— Figure content listings —
________
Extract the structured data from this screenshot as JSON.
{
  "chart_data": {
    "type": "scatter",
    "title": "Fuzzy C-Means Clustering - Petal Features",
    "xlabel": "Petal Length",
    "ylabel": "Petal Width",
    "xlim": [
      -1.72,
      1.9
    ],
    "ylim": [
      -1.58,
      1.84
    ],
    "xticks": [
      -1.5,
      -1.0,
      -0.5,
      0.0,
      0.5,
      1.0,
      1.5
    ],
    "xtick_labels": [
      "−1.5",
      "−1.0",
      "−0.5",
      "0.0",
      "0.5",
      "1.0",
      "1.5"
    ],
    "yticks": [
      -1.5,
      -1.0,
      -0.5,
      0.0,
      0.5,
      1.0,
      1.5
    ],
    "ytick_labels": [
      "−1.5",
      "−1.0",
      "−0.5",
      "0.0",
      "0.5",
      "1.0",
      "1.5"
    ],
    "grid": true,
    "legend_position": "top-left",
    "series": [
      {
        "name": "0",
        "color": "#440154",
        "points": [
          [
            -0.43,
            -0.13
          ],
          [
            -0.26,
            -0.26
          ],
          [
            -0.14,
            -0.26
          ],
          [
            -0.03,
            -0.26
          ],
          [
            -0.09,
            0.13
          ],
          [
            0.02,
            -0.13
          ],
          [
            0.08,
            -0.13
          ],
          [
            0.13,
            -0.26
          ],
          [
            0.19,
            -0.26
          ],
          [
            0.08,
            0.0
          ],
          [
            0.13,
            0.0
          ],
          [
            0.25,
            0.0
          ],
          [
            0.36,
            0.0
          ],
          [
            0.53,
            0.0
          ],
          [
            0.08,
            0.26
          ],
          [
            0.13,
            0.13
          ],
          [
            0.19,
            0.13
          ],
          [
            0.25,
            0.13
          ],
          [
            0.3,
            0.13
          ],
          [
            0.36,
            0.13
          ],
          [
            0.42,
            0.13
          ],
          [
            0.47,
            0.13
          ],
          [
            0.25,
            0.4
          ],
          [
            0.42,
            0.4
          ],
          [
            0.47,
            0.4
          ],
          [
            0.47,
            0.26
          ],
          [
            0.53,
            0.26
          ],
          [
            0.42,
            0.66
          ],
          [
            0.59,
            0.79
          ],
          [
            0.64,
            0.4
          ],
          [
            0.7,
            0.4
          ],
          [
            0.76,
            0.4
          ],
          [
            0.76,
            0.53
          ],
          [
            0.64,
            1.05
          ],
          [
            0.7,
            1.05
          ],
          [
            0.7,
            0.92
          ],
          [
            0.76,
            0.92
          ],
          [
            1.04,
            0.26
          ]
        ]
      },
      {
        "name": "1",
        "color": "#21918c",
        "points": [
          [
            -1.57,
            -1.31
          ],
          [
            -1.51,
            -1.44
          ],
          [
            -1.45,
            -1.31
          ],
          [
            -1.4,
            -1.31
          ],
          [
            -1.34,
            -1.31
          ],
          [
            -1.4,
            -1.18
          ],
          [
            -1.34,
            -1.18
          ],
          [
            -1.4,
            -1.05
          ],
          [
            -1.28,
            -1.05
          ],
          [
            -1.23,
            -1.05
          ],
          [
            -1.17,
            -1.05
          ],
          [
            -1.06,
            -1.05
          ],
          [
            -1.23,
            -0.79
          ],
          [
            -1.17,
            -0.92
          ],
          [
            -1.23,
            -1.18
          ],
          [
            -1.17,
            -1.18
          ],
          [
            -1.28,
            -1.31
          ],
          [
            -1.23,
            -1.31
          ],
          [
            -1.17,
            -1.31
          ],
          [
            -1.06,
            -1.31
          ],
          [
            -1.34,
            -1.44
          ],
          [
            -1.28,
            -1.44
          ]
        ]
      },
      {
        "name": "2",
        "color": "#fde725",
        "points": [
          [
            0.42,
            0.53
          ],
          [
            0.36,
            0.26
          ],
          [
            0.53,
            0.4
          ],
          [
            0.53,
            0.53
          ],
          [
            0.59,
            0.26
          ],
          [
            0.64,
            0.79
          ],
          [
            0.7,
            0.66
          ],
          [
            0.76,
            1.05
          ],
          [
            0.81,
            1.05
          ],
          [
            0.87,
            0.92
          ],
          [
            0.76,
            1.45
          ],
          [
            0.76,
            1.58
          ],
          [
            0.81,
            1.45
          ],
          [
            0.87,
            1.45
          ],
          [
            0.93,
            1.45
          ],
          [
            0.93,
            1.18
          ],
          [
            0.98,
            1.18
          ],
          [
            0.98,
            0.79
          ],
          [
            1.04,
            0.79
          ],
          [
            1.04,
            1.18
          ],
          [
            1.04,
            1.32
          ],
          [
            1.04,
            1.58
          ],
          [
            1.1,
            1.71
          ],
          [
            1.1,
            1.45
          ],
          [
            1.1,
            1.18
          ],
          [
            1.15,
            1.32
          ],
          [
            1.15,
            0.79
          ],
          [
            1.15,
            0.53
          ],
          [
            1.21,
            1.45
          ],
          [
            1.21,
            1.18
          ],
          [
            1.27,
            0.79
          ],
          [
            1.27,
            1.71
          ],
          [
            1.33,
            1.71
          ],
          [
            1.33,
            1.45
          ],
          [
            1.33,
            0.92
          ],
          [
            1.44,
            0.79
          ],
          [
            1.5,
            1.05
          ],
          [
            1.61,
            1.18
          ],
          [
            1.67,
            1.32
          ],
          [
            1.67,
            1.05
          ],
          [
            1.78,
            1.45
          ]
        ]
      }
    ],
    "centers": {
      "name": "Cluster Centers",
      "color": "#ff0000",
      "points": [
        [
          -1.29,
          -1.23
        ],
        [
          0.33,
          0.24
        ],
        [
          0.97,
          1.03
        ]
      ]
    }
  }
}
________
— PROBLEM STATEMENT —
Write out the full listing, keeping every line exactly as it is.

— FINAL RESULT —
Extract the structured data from this screenshot as JSON.
{
  "chart_data": {
    "type": "scatter",
    "title": "Fuzzy C-Means Clustering - Petal Features",
    "xlabel": "Petal Length",
    "ylabel": "Petal Width",
    "xlim": [
      -1.72,
      1.9
    ],
    "ylim": [
      -1.58,
      1.84
    ],
    "xticks": [
      -1.5,
      -1.0,
      -0.5,
      0.0,
      0.5,
      1.0,
      1.5
    ],
    "xtick_labels": [
      "−1.5",
      "−1.0",
      "−0.5",
      "0.0",
      "0.5",
      "1.0",
      "1.5"
    ],
    "yticks": [
      -1.5,
      -1.0,
      -0.5,
      0.0,
      0.5,
      1.0,
      1.5
    ],
    "ytick_labels": [
      "−1.5",
      "−1.0",
      "−0.5",
      "0.0",
      "0.5",
      "1.0",
      "1.5"
    ],
    "grid": true,
    "legend_position": "top-left",
    "series": [
      {
        "name": "0",
        "color": "#440154",
        "points": [
          [
            -0.43,
            -0.13
          ],
          [
            -0.26,
            -0.26
          ],
          [
            -0.14,
            -0.26
          ],
          [
            -0.03,
            -0.26
          ],
          [
            -0.09,
            0.13
          ],
          [
            0.02,
            -0.13
          ],
          [
            0.08,
            -0.13
          ],
          [
            0.13,
            -0.26
          ],
          [
            0.19,
            -0.26
          ],
          [
            0.08,
            0.0
          ],
          [
            0.13,
            0.0
          ],
          [
            0.25,
            0.0
          ],
          [
            0.36,
            0.0
          ],
          [
            0.53,
            0.0
          ],
          [
            0.08,
            0.26
          ],
          [
            0.13,
            0.13
          ],
          [
            0.19,
            0.13
          ],
          [
            0.25,
            0.13
          ],
          [
            0.3,
            0.13
          ],
          [
            0.36,
            0.13
          ],
          [
            0.42,
            0.13
          ],
          [
            0.47,
            0.13
          ],
          [
            0.25,
            0.4
          ],
          [
            0.42,
            0.4
          ],
          [
            0.47,
            0.4
          ],
          [
            0.47,
            0.26
          ],
          [
            0.53,
            0.26
          ],
          [
            0.42,
            0.66
          ],
          [
            0.59,
            0.79
          ],
          [
            0.64,
            0.4
          ],
          [
            0.7,
            0.4
          ],
          [
            0.76,
            0.4
          ],
          [
            0.76,
            0.53
          ],
          [
            0.64,
            1.05
          ],
          [
            0.7,
            1.05
          ],
          [
            0.7,
            0.92
          ],
          [
            0.76,
            0.92
          ],
          [
            1.04,
            0.26
          ]
        ]
      },
      {
        "name": "1",
        "color": "#21918c",
        "points": [
          [
            -1.57,
            -1.31
          ],
          [
            -1.51,
            -1.44
          ],
          [
            -1.45,
            -1.31
          ],
          [
            -1.4,
            -1.31
          ],
          [
            -1.34,
            -1.31
          ],
          [
            -1.4,
            -1.18
          ],
          [
            -1.34,
            -1.18
          ],
          [
            -1.4,
            -1.05
          ],
          [
            -1.28,
            -1.05
          ],
          [
            -1.23,
            -1.05
          ],
          [
            -1.17,
            -1.05
          ],
          [
            -1.06,
            -1.05
          ],
          [
            -1.23,
            -0.79
          ],
          [
            -1.17,
            -0.92
          ],
          [
            -1.23,
            -1.18
          ],
          [
            -1.17,
            -1.18
          ],
          [
            -1.28,
            -1.31
          ],
          [
            -1.23,
            -1.31
          ],
          [
            -1.17,
            -1.31
          ],
          [
            -1.06,
            -1.31
          ],
          [
            -1.34,
            -1.44
          ],
          [
            -1.28,
            -1.44
          ]
        ]
      },
      {
        "name": "2",
        "color": "#fde725",
        "points": [
          [
            0.42,
            0.53
          ],
          [
            0.36,
            0.26
          ],
          [
            0.53,
            0.4
          ],
          [
            0.53,
            0.53
          ],
          [
            0.59,
            0.26
          ],
          [
            0.64,
            0.79
          ],
          [
            0.7,
            0.66
          ],
          [
            0.76,
            1.05
          ],
          [
            0.81,
            1.05
          ],
          [
            0.87,
            0.92
          ],
          [
            0.76,
            1.45
          ],
          [
            0.76,
            1.58
          ],
          [
            0.81,
            1.45
          ],
          [
            0.87,
            1.45
          ],
          [
            0.93,
            1.45
          ],
          [
            0.93,
            1.18
          ],
          [
            0.98,
            1.18
          ],
          [
            0.98,
            0.79
          ],
          [
            1.04,
            0.79
          ],
          [
            1.04,
            1.18
          ],
          [
            1.04,
            1.32
          ],
          [
            1.04,
            1.58
          ],
          [
            1.1,
            1.71
          ],
          [
            1.1,
            1.45
          ],
          [
            1.1,
            1.18
          ],
          [
            1.15,
            1.32
          ],
          [
            1.15,
            0.79
          ],
          [
            1.15,
            0.53
          ],
          [
            1.21,
            1.45
          ],
          [
            1.21,
            1.18
          ],
          [
            1.27,
            0.79
          ],
          [
            1.27,
            1.71
          ],
          [
            1.33,
            1.71
          ],
          [
            1.33,
            1.45
          ],
          [
            1.33,
            0.92
          ],
          [
            1.44,
            0.79
          ],
          [
            1.5,
            1.05
          ],
          [
            1.61,
            1.18
          ],
          [
            1.67,
            1.32
          ],
          [
            1.67,
            1.05
          ],
          [
            1.78,
            1.45
          ]
        ]
      }
    ],
    "centers": {
      "name": "Cluster Centers",
      "color": "#ff0000",
      "points": [
        [
          -1.29,
          -1.23
        ],
        [
          0.33,
          0.24
        ],
        [
          0.97,
          1.03
        ]
      ]
    }
  }
}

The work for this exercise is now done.